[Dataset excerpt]
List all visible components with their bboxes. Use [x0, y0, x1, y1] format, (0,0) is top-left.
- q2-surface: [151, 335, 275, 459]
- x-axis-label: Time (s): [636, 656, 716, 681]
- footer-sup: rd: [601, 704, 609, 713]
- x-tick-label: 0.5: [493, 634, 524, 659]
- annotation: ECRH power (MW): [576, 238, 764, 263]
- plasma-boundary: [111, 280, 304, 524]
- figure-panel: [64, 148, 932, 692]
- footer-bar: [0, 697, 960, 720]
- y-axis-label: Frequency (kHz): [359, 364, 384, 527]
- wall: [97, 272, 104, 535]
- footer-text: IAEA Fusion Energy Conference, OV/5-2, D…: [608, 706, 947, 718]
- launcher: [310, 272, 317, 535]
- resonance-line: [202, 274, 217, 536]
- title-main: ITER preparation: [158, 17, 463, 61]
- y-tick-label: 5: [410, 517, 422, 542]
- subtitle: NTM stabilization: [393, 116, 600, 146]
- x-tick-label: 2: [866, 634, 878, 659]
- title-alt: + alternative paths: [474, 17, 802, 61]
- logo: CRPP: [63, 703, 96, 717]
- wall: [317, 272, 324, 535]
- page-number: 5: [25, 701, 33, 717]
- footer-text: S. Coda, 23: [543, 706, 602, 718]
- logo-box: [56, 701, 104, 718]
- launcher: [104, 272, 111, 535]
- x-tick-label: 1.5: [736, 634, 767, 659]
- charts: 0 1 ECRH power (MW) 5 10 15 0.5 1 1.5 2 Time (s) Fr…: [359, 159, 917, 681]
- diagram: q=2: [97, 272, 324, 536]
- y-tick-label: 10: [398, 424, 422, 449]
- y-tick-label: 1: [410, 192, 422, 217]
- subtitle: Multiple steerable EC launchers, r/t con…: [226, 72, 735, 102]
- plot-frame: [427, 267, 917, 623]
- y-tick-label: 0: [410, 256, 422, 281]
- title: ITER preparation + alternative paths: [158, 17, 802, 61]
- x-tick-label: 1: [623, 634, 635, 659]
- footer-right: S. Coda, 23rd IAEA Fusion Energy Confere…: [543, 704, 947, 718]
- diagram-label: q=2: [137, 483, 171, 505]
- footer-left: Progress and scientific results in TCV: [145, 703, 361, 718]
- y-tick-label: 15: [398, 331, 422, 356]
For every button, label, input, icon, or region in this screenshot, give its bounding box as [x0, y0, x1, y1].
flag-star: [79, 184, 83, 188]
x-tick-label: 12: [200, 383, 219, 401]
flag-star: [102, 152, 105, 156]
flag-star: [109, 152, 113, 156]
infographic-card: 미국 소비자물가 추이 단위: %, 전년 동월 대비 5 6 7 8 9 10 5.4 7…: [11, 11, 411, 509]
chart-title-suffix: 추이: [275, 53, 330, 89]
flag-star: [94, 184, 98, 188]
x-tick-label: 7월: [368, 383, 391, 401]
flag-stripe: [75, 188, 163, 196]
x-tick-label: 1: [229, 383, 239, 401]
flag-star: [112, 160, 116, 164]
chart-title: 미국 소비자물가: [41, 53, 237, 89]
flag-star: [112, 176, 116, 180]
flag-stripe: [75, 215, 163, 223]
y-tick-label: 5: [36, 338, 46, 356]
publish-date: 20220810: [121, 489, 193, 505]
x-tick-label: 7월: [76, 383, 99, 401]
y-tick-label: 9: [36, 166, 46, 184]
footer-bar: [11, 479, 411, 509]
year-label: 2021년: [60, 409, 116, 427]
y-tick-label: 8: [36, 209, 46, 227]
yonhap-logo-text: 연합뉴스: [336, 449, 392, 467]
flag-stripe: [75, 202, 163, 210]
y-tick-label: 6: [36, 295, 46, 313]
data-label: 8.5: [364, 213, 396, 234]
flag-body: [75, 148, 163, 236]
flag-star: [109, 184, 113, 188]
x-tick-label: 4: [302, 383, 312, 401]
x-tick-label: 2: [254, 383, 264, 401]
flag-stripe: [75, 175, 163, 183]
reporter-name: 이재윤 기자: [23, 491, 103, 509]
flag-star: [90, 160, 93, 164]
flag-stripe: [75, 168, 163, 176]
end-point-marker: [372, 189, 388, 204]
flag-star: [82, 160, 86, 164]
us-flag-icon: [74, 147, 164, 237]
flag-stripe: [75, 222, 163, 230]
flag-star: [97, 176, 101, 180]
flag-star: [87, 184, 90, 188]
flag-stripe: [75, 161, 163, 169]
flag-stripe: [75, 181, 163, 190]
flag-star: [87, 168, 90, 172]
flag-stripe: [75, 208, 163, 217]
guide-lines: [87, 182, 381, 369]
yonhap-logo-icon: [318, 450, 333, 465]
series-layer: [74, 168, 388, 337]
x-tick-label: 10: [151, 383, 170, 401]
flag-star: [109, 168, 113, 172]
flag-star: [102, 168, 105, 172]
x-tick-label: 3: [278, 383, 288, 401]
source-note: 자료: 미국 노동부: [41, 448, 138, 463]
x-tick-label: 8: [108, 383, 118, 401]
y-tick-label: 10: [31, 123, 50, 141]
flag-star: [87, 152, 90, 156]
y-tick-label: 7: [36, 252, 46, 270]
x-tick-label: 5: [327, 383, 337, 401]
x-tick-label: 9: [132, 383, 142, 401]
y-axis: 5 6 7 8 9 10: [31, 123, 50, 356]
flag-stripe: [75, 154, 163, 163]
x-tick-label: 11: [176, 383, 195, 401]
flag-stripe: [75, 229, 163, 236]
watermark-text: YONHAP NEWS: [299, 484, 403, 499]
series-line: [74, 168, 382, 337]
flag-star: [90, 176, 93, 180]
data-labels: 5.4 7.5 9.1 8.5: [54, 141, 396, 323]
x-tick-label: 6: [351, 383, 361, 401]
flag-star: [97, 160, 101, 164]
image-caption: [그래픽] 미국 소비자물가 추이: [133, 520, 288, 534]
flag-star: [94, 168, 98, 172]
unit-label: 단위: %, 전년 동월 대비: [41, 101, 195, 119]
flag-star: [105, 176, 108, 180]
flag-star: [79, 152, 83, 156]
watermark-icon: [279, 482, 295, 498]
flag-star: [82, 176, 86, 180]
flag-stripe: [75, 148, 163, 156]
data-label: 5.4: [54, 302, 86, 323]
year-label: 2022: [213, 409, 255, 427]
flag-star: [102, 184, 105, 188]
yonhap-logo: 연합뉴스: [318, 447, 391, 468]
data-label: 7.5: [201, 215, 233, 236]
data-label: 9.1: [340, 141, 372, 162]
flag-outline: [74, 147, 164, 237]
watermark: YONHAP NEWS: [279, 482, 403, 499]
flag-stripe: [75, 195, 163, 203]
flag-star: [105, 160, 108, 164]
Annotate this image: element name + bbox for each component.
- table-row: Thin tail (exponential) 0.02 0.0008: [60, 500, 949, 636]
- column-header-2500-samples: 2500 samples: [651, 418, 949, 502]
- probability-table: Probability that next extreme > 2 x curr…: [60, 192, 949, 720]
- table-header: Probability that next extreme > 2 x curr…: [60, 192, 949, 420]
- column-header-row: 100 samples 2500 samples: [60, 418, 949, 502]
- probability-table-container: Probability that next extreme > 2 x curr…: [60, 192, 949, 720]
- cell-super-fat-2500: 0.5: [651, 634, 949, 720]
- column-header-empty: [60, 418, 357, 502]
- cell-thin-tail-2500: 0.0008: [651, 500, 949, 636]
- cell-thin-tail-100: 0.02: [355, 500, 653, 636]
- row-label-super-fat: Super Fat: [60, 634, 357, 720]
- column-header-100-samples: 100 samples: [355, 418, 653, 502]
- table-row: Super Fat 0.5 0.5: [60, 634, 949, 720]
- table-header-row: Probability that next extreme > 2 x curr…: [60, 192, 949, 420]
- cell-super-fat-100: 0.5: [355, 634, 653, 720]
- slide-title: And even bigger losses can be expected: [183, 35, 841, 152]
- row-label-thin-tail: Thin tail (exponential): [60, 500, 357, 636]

**Stated goal:** Please pick out each line in the items above that contains the word "power" and copy it in full. Matching is case-sensitive.

**Output below:**
- annotation: ECRH power (MW): [576, 238, 764, 263]
- charts: 0 1 ECRH power (MW) 5 10 15 0.5 1 1.5 2 Time (s) Fr…: [359, 159, 917, 681]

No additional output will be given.